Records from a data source
--- begin ---

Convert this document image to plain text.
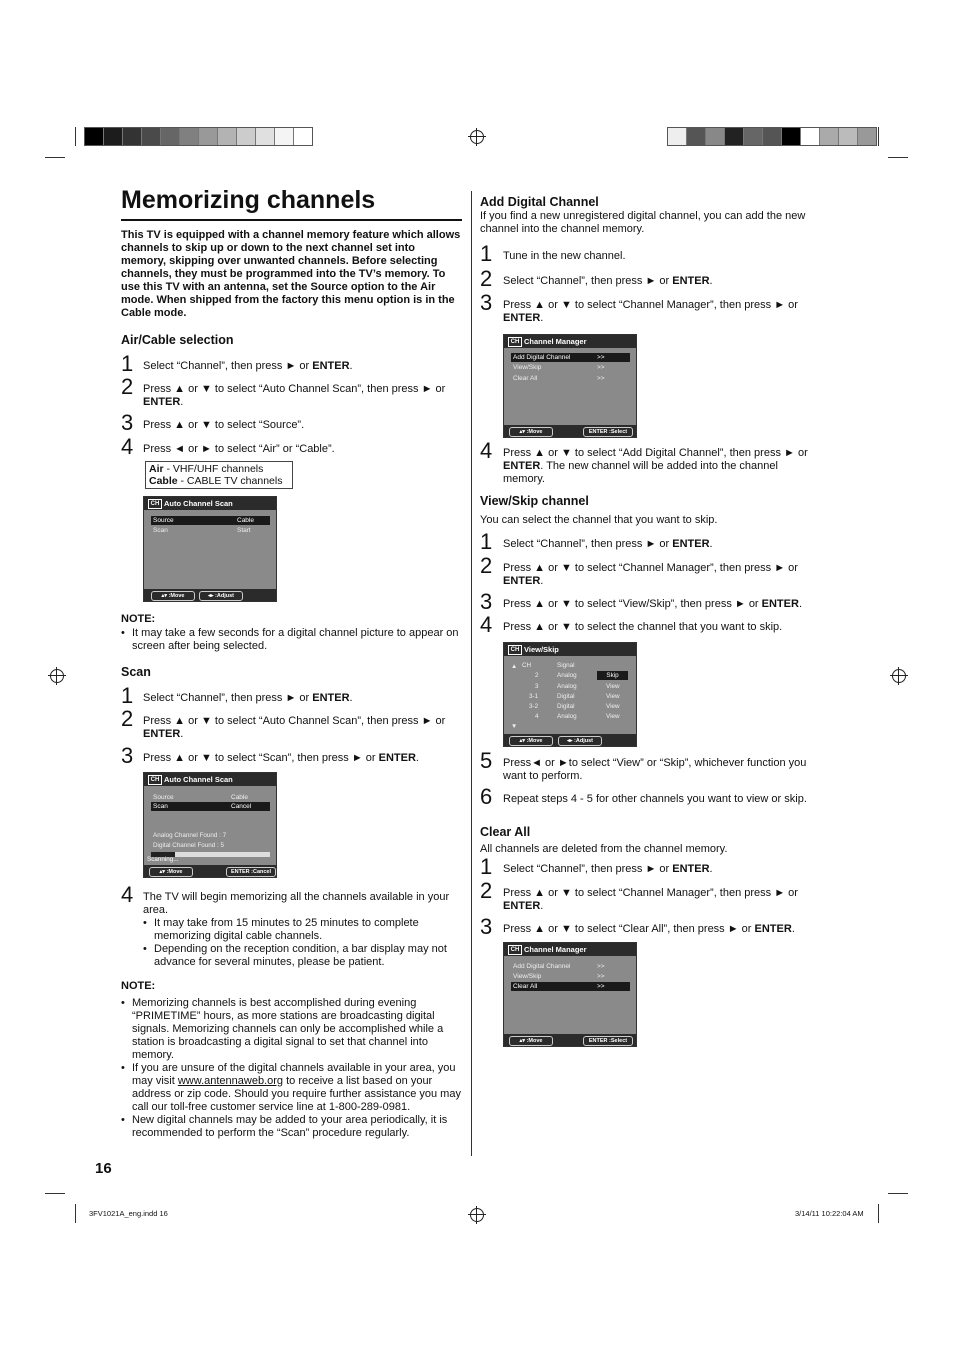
Memorizing channels
This TV is equipped with a channel memory feature which allows channels to skip up or down to the next channel set into memory, skipping over unwanted channels. Before selecting channels, they must be programmed into the TV’s memory. To use this TV with an antenna, set the Source option to the Air mode. When shipped from the factory this menu option is in the Cable mode.
Air/Cable selection
1 Select “Channel”, then press ► or ENTER.
2 Press ▲ or ▼ to select “Auto Channel Scan”, then press ► or ENTER.
3 Press ▲ or ▼ to select “Source”.
4 Press ◄ or ► to select “Air” or “Cable”.
Air - VHF/UHF channels
Cable - CABLE TV channels
CH Auto Channel Scan
Source	Cable
Scan	Start
▴▾ :Move	◂▸ :Adjust
NOTE:
• It may take a few seconds for a digital channel picture to appear on screen after being selected.
Scan
1 Select “Channel”, then press ► or ENTER.
2 Press ▲ or ▼ to select “Auto Channel Scan”, then press ► or ENTER.
3 Press ▲ or ▼ to select “Scan”, then press ► or ENTER.
CH Auto Channel Scan
Source	Cable
Scan	Cancel
Analog Channel Found : 7
Digital Channel Found : 5
Scanning...
▴▾ :Move	ENTER :Cancel
4 The TV will begin memorizing all the channels available in your area.
• It may take from 15 minutes to 25 minutes to complete memorizing digital cable channels.
• Depending on the reception condition, a bar display may not advance for several minutes, please be patient.
NOTE:
• Memorizing channels is best accomplished during evening “PRIMETIME” hours, as more stations are broadcasting digital signals. Memorizing channels can only be accomplished while a station is broadcasting a digital signal to set that channel into memory.
• If you are unsure of the digital channels available in your area, you may visit www.antennaweb.org to receive a list based on your address or zip code. Should you require further assistance you may call our toll-free customer service line at 1-800-289-0981.
• New digital channels may be added to your area periodically, it is recommended to perform the “Scan” procedure regularly.
Add Digital Channel
If you find a new unregistered digital channel, you can add the new channel into the channel memory.
1 Tune in the new channel.
2 Select “Channel”, then press ► or ENTER.
3 Press ▲ or ▼ to select “Channel Manager”, then press ► or ENTER.
CH Channel Manager
Add Digital Channel	>>
View/Skip	>>
Clear All	>>
▴▾ :Move	ENTER :Select
4 Press ▲ or ▼ to select “Add Digital Channel”, then press ► or ENTER. The new channel will be added into the channel memory.
View/Skip channel
You can select the channel that you want to skip.
1 Select “Channel”, then press ► or ENTER.
2 Press ▲ or ▼ to select “Channel Manager”, then press ► or ENTER.
3 Press ▲ or ▼ to select “View/Skip”, then press ► or ENTER.
4 Press ▲ or ▼ to select the channel that you want to skip.
CH View/Skip
▲ CH	Signal
2	Analog	Skip
3	Analog	View
3-1	Digital	View
3-2	Digital	View
4	Analog	View
▼
▴▾ :Move	◂▸ :Adjust
5 Press◄ or ►to select “View” or “Skip”, whichever function you want to perform.
6 Repeat steps 4 - 5 for other channels you want to view or skip.
Clear All
All channels are deleted from the channel memory.
1 Select “Channel”, then press ► or ENTER.
2 Press ▲ or ▼ to select “Channel Manager”, then press ► or ENTER.
3 Press ▲ or ▼ to select “Clear All”, then press ► or ENTER.
CH Channel Manager
Add Digital Channel	>>
View/Skip	>>
Clear All	>>
▴▾ :Move	ENTER :Select
16
3FV1021A_eng.indd 16	3/14/11 10:22:04 AM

--- end ---

• WHAT NEEDS TO BE DONE: Identify each line in the records above containing the word "added"; copy those lines.

• OUTPUT OF THE EXERCISE:
• New digital channels may be added to your area periodically, it is recommended to perform the “Scan” procedure regularly.
4 Press ▲ or ▼ to select “Add Digital Channel”, then press ► or ENTER. The new channel will be added into the channel memory.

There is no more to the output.